> _WHAT YOU SHOULD DO_
Output the full listing word for word.
------------
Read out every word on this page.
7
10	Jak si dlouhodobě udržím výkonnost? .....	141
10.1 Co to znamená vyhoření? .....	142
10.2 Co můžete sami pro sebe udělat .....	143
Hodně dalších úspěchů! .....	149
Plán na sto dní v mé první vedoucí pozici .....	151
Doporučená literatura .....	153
------------
> _RESULT OF THE EXERCISE_
Read out every word on this page.
7
10	Jak si dlouhodobě udržím výkonnost? .....	141
10.1 Co to znamená vyhoření? .....	142
10.2 Co můžete sami pro sebe udělat .....	143
Hodně dalších úspěchů! .....	149
Plán na sto dní v mé první vedoucí pozici .....	151
Doporučená literatura .....	153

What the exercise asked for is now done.